**The problem:**
Write out the data again exactly, skipping every picture.

**Information supplied:**
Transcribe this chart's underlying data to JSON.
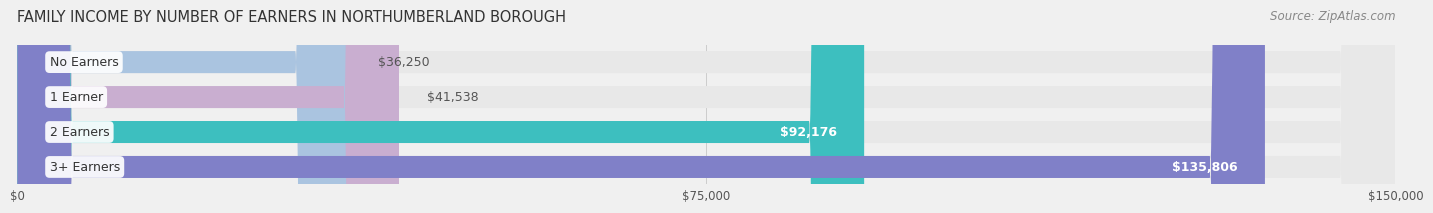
{
  "title": "FAMILY INCOME BY NUMBER OF EARNERS IN NORTHUMBERLAND BOROUGH",
  "source": "Source: ZipAtlas.com",
  "categories": [
    "No Earners",
    "1 Earner",
    "2 Earners",
    "3+ Earners"
  ],
  "values": [
    36250,
    41538,
    92176,
    135806
  ],
  "labels": [
    "$36,250",
    "$41,538",
    "$92,176",
    "$135,806"
  ],
  "bar_colors": [
    "#aac4e0",
    "#c9aed0",
    "#3dbfbf",
    "#8080c8"
  ],
  "bar_label_colors": [
    "#555555",
    "#555555",
    "#ffffff",
    "#ffffff"
  ],
  "xlim": [
    0,
    150000
  ],
  "xticks": [
    0,
    75000,
    150000
  ],
  "xticklabels": [
    "$0",
    "$75,000",
    "$150,000"
  ],
  "bg_color": "#f0f0f0",
  "bar_bg_color": "#e8e8e8",
  "title_fontsize": 10.5,
  "source_fontsize": 8.5,
  "label_fontsize": 9,
  "category_fontsize": 9
}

**Finished task:**
Transcribe this chart's underlying data to JSON.
{
  "title": "FAMILY INCOME BY NUMBER OF EARNERS IN NORTHUMBERLAND BOROUGH",
  "source": "Source: ZipAtlas.com",
  "categories": [
    "No Earners",
    "1 Earner",
    "2 Earners",
    "3+ Earners"
  ],
  "values": [
    36250,
    41538,
    92176,
    135806
  ],
  "labels": [
    "$36,250",
    "$41,538",
    "$92,176",
    "$135,806"
  ],
  "bar_colors": [
    "#aac4e0",
    "#c9aed0",
    "#3dbfbf",
    "#8080c8"
  ],
  "bar_label_colors": [
    "#555555",
    "#555555",
    "#ffffff",
    "#ffffff"
  ],
  "xlim": [
    0,
    150000
  ],
  "xticks": [
    0,
    75000,
    150000
  ],
  "xticklabels": [
    "$0",
    "$75,000",
    "$150,000"
  ],
  "bg_color": "#f0f0f0",
  "bar_bg_color": "#e8e8e8",
  "title_fontsize": 10.5,
  "source_fontsize": 8.5,
  "label_fontsize": 9,
  "category_fontsize": 9
}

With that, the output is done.